• **WORK REQUIRED**: Collect every line of the records below that contains the word "title".

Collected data
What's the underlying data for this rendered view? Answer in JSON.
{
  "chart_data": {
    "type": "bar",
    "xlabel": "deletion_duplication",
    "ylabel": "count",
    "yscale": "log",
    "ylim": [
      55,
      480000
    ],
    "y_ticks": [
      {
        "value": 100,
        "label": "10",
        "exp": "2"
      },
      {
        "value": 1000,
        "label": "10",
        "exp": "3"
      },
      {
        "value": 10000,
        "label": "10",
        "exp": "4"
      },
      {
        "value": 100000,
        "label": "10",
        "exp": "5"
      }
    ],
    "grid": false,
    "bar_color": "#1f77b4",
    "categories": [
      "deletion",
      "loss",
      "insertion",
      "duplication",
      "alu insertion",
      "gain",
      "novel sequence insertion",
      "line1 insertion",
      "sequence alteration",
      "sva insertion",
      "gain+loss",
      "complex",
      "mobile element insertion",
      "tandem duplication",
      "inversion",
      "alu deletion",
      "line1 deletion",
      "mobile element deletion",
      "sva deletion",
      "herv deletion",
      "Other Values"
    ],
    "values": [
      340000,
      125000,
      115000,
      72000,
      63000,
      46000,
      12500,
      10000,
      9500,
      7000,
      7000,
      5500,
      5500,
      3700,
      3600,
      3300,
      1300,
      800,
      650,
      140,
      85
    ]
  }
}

* * *

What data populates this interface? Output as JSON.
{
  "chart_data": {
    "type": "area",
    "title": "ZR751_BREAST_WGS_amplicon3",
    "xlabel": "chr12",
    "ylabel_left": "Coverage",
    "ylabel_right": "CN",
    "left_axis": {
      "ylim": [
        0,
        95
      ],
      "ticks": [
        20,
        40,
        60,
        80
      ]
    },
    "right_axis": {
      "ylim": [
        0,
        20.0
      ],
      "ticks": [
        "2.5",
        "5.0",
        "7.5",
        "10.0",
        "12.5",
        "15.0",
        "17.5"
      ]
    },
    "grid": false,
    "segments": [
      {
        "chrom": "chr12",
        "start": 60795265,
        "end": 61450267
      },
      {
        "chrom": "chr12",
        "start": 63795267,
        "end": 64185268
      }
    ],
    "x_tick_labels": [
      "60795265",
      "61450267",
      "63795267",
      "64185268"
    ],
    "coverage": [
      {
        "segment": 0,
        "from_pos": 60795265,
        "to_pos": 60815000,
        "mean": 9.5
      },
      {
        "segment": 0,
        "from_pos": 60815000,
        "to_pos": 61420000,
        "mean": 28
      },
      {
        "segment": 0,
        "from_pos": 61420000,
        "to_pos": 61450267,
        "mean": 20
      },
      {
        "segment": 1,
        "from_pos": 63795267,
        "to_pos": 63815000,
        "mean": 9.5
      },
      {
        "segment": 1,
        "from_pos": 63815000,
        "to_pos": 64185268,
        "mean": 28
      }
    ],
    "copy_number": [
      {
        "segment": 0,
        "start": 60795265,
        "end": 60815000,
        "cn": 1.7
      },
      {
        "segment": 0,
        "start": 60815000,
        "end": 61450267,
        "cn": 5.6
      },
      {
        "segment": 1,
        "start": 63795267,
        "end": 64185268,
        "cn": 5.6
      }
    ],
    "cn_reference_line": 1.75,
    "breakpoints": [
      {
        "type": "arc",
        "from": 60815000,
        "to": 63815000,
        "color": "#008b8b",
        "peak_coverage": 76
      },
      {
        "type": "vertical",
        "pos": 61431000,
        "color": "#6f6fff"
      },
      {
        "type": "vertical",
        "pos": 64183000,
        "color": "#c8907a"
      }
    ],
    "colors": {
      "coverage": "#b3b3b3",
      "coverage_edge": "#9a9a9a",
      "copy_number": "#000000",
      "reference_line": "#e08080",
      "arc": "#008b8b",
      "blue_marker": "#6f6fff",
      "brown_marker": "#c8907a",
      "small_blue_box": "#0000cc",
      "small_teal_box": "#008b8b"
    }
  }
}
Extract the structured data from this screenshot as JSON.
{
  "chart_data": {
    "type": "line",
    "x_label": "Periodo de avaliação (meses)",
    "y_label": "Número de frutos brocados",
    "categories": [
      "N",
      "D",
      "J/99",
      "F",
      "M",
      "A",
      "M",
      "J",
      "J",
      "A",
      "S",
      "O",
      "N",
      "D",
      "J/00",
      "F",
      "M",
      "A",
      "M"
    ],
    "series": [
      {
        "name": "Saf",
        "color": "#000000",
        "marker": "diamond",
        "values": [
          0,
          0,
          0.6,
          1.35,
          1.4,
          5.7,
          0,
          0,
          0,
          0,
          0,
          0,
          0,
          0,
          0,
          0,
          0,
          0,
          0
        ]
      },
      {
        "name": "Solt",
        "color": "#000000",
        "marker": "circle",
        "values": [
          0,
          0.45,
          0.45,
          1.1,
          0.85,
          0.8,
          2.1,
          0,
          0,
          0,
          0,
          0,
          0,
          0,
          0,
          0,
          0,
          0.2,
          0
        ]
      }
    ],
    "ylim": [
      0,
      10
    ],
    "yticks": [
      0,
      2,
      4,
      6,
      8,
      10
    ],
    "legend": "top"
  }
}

--

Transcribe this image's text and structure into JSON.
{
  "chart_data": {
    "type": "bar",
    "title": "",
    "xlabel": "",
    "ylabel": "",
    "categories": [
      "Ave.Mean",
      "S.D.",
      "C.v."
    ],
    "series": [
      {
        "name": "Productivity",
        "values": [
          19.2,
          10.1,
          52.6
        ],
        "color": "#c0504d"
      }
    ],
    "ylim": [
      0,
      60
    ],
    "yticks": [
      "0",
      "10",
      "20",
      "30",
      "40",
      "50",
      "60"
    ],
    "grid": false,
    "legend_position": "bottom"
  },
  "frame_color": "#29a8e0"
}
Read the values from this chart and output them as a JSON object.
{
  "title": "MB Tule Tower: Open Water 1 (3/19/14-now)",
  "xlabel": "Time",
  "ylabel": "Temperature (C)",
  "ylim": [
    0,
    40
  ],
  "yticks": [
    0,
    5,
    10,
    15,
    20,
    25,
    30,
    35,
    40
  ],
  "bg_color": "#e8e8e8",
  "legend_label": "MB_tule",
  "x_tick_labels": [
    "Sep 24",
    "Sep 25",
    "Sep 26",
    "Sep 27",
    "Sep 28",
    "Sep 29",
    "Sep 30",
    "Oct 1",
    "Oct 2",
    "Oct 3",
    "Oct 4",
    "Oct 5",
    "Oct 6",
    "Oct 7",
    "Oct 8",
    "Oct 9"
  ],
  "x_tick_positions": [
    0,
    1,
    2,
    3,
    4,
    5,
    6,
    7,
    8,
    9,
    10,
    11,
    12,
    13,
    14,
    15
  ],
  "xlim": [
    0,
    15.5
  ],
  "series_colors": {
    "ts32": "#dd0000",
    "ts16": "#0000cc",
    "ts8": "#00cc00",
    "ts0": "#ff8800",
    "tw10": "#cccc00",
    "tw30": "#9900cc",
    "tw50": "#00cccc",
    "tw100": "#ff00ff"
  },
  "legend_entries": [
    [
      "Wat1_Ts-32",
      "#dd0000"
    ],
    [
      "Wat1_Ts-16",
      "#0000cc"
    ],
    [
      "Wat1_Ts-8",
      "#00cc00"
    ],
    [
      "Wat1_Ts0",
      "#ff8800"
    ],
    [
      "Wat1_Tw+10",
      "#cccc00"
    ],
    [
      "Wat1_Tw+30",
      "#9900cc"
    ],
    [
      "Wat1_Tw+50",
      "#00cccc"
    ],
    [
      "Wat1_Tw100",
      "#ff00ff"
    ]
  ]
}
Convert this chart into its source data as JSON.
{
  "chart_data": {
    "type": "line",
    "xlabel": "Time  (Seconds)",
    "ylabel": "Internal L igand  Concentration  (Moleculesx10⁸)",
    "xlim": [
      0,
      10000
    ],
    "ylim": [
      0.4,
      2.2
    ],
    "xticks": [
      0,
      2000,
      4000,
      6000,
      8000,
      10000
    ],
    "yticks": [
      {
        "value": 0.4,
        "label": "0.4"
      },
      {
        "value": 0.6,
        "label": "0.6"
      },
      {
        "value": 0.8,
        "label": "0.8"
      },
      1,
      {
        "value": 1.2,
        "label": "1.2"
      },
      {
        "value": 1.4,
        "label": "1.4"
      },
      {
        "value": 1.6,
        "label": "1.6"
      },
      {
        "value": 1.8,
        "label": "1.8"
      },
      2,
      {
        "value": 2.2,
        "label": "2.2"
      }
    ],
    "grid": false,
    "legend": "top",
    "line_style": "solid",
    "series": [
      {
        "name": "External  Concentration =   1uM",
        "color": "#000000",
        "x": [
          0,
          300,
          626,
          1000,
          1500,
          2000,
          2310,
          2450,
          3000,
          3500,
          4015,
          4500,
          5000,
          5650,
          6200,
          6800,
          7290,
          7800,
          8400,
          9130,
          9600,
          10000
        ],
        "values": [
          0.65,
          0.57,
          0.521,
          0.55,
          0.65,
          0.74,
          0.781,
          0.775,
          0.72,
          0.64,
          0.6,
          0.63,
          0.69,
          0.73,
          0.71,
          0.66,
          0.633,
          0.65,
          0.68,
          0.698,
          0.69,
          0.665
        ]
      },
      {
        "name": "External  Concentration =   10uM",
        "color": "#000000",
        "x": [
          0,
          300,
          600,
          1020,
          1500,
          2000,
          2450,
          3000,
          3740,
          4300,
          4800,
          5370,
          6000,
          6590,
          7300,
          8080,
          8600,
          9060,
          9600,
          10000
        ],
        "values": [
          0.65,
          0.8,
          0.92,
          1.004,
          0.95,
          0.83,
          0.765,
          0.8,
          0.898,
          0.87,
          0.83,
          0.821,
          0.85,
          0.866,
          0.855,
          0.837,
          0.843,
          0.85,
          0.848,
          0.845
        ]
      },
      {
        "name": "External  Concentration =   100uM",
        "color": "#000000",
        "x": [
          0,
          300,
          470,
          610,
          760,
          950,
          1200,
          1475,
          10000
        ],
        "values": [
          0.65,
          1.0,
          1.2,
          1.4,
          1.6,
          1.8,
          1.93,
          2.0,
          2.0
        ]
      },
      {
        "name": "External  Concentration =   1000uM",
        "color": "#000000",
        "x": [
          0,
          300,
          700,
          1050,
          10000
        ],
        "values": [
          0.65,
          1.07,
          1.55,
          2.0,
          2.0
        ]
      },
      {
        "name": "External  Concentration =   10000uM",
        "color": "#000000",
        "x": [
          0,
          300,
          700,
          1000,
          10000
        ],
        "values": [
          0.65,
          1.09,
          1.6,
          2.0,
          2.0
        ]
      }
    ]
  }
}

• **ANSWER FOR THE TASK**:
    "title": "ZR751_BREAST_WGS_amplicon3",
    "title": "",
  "title": "MB Tule Tower: Open Water 1 (3/19/14-now)",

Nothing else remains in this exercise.